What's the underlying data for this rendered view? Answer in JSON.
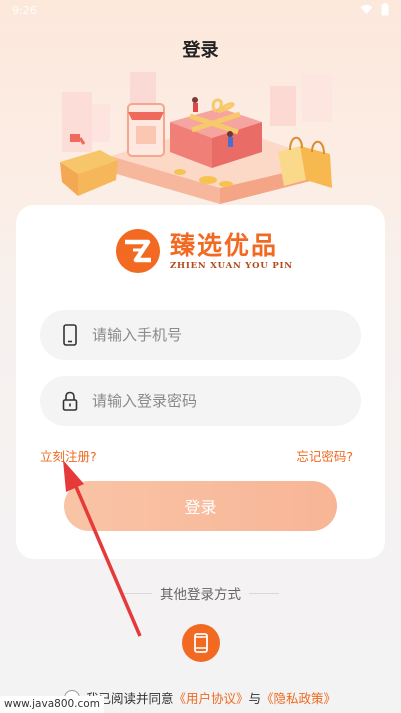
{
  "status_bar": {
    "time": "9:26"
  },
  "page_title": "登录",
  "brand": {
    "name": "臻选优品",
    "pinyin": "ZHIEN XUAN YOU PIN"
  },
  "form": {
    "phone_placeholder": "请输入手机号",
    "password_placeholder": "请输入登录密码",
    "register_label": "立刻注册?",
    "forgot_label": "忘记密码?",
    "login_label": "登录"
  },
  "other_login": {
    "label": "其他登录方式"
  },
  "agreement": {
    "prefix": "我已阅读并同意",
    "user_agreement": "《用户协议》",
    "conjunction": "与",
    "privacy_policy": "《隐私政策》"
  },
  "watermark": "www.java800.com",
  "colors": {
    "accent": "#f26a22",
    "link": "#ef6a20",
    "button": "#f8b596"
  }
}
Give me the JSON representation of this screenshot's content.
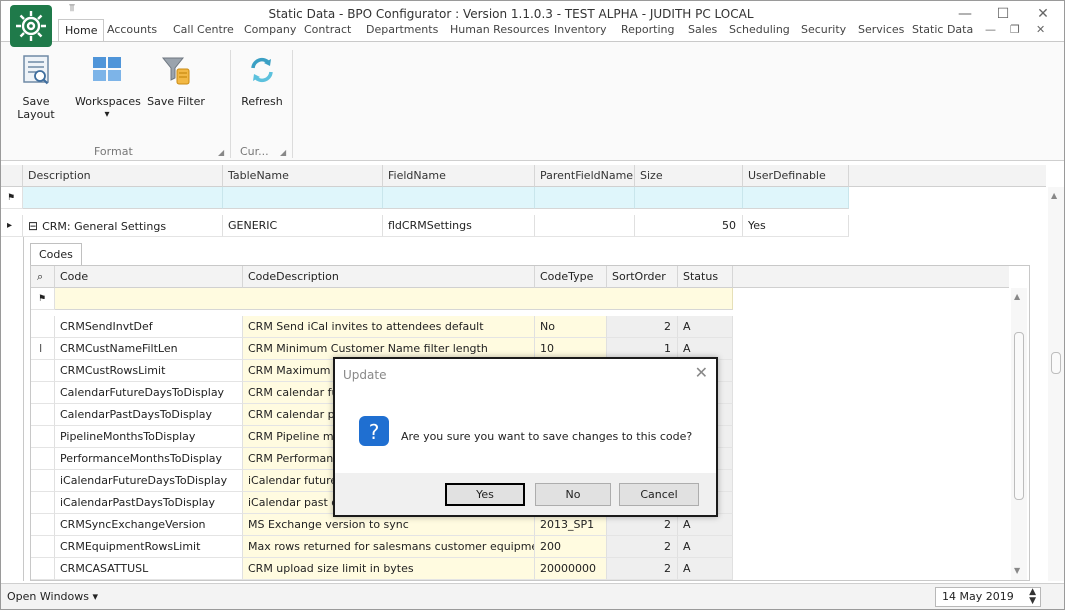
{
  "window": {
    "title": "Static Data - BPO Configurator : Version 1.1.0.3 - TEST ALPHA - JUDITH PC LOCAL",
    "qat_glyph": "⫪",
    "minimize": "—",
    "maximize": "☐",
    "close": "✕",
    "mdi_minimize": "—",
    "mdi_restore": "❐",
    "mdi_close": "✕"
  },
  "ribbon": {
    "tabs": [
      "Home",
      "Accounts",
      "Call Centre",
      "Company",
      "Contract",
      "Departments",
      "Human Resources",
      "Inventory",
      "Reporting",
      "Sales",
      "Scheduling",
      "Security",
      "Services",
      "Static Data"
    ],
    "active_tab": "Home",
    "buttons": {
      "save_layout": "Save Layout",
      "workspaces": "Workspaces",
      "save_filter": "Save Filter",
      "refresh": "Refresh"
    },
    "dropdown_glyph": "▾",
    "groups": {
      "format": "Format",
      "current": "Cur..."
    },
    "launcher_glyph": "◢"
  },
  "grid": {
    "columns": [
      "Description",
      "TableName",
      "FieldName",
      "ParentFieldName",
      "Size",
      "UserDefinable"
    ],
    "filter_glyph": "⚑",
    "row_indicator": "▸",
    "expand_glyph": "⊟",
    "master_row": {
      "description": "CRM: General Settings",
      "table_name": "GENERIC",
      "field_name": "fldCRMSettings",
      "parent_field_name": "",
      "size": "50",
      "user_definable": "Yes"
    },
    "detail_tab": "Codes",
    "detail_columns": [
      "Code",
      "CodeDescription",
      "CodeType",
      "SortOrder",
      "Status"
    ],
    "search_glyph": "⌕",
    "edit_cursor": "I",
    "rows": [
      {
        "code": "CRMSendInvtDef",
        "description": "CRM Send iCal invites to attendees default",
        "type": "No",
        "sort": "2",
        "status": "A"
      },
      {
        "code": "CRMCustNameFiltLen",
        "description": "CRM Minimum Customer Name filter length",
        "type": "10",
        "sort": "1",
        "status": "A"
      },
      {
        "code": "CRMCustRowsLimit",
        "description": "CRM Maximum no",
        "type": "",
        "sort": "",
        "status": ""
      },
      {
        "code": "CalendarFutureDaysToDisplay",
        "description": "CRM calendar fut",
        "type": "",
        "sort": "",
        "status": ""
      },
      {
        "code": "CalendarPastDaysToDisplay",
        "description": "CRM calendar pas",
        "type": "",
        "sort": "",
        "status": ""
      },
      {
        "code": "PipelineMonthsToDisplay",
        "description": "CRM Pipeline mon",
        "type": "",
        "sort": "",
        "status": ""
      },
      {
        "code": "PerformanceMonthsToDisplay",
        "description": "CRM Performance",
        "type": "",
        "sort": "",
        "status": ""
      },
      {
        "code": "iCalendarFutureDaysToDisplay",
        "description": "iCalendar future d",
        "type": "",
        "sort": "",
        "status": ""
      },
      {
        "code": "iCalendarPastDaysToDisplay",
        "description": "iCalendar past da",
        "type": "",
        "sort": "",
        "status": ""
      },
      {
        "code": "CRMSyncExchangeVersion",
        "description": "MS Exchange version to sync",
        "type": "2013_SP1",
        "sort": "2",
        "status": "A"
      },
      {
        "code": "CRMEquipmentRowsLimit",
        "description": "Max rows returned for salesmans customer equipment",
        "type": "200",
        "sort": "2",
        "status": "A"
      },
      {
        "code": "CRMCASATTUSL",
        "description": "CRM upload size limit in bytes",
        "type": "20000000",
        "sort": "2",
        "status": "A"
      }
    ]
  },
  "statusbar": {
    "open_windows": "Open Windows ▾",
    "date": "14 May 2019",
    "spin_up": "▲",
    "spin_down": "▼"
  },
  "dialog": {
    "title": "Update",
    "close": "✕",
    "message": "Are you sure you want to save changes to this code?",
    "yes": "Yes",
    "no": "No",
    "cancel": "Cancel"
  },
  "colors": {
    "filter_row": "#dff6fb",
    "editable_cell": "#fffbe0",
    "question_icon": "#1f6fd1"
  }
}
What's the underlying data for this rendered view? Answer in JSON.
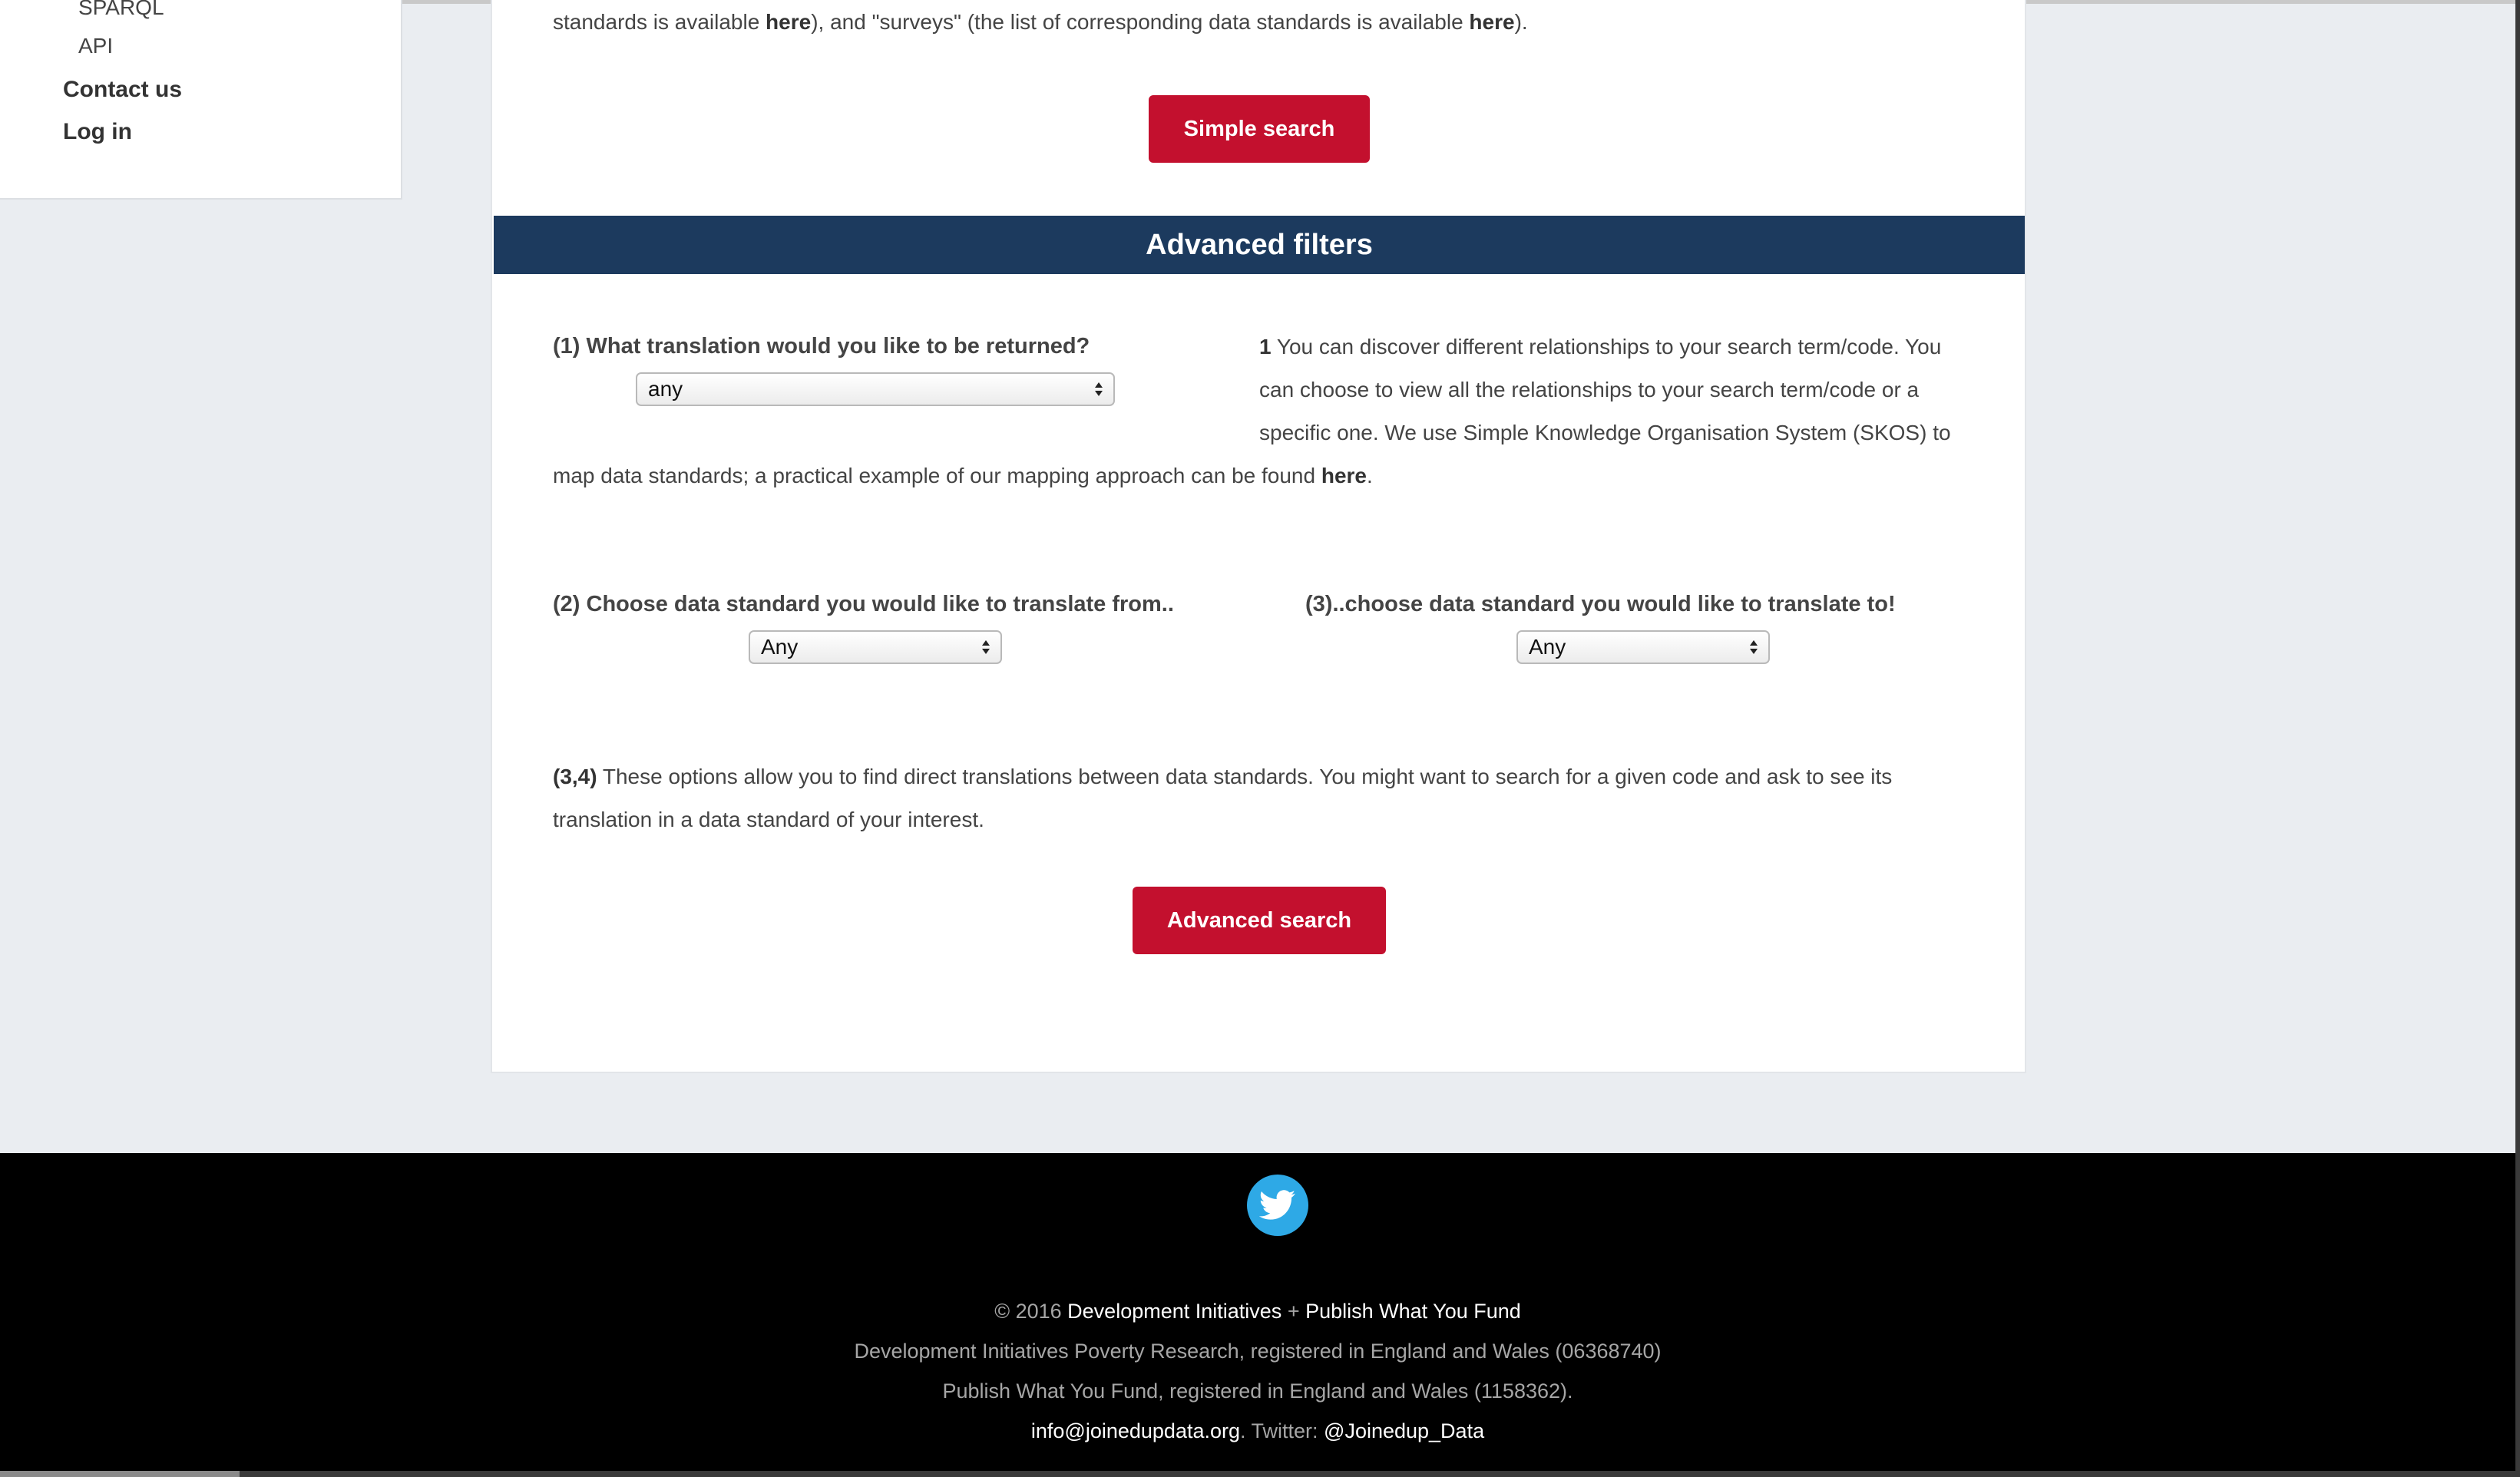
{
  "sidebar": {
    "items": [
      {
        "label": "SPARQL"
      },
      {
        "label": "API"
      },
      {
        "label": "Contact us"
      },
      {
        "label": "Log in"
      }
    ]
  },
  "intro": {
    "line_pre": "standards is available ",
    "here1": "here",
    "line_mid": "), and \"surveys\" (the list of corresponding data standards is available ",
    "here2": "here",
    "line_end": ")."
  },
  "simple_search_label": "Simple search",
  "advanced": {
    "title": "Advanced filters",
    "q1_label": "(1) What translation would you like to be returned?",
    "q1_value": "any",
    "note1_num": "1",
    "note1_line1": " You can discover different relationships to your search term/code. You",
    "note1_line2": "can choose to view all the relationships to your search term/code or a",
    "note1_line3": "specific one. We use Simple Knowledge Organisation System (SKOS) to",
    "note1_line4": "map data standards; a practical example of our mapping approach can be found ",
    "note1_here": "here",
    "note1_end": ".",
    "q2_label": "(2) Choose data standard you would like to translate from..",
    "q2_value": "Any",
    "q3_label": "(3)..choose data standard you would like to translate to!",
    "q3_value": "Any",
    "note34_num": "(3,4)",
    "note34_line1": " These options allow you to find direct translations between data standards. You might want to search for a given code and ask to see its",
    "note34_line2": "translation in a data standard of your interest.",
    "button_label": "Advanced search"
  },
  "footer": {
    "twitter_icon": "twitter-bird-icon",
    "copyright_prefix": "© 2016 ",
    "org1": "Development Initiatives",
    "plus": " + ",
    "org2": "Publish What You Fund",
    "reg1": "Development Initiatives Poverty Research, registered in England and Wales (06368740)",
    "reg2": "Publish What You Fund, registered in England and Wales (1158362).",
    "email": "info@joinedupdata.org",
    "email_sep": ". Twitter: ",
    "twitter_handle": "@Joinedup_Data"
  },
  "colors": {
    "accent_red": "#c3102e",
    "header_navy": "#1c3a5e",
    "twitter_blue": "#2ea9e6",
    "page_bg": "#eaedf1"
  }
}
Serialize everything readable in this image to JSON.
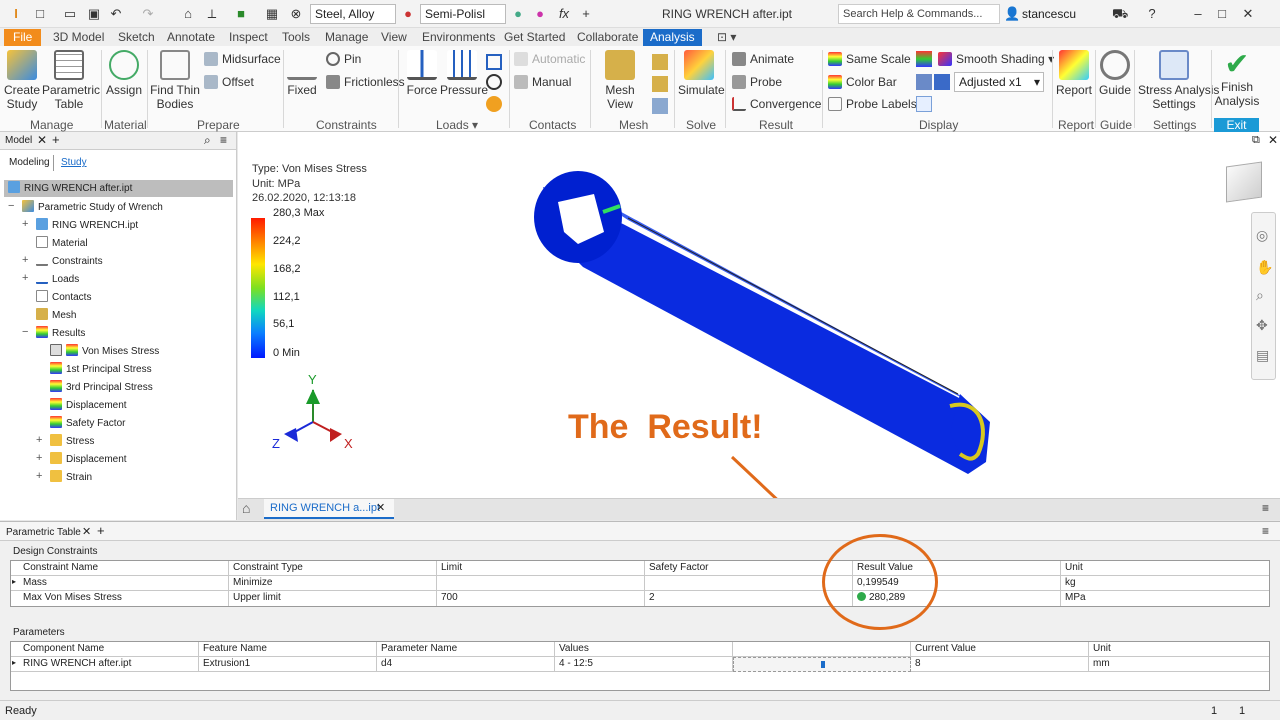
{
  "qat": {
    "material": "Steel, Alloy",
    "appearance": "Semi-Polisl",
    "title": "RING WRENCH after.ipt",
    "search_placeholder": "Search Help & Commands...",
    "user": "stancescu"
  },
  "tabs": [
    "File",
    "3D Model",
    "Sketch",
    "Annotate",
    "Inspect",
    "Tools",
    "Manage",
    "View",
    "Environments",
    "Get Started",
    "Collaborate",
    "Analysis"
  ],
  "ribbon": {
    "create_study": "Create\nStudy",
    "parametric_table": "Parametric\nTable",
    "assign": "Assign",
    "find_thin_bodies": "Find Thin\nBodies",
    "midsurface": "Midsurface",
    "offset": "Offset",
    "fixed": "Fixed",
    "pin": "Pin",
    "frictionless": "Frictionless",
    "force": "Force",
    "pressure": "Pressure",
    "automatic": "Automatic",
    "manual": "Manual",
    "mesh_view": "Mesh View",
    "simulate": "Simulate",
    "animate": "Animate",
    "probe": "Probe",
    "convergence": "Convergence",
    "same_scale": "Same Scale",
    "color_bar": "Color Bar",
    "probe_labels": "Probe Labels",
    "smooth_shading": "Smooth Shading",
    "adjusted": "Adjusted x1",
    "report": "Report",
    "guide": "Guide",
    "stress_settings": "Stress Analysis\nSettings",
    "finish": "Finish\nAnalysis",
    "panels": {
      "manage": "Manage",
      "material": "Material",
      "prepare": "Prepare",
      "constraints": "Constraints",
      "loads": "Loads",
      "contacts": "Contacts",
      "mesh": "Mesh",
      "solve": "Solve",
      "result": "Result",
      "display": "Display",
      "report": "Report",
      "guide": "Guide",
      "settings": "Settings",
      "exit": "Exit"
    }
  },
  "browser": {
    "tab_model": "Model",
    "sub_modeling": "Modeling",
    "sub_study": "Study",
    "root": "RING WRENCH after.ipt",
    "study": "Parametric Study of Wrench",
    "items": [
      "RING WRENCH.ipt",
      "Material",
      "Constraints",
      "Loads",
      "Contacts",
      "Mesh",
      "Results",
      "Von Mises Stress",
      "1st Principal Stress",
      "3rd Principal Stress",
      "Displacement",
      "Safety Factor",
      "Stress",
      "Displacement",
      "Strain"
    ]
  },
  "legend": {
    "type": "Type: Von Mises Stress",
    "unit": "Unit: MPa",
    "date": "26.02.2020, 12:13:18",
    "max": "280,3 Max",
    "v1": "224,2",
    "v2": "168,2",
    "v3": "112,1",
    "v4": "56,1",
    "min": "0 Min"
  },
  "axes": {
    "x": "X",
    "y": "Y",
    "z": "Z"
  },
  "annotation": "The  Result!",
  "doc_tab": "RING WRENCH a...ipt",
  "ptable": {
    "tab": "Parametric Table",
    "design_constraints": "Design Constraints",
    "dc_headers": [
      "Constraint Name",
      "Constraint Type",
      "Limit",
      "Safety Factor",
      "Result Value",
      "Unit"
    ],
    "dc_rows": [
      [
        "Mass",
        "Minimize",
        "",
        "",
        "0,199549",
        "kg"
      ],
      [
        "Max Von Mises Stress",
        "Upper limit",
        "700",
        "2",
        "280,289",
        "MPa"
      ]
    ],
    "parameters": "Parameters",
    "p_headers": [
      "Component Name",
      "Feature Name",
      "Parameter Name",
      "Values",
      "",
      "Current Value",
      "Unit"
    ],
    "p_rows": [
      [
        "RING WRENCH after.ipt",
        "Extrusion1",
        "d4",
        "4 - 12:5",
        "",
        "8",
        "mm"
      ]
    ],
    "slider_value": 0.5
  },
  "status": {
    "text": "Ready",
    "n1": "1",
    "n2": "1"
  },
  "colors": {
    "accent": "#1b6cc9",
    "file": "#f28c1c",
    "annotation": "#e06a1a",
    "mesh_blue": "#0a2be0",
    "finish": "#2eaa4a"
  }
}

———

| What the task asks |
Copy every line that contains the string "Wales".

| Reply |
    "reg1": "Development Initiatives Poverty Research, registered in England and Wales (06368740)",
    "reg2": "Publish What You Fund, registered in England and Wales (1158362).",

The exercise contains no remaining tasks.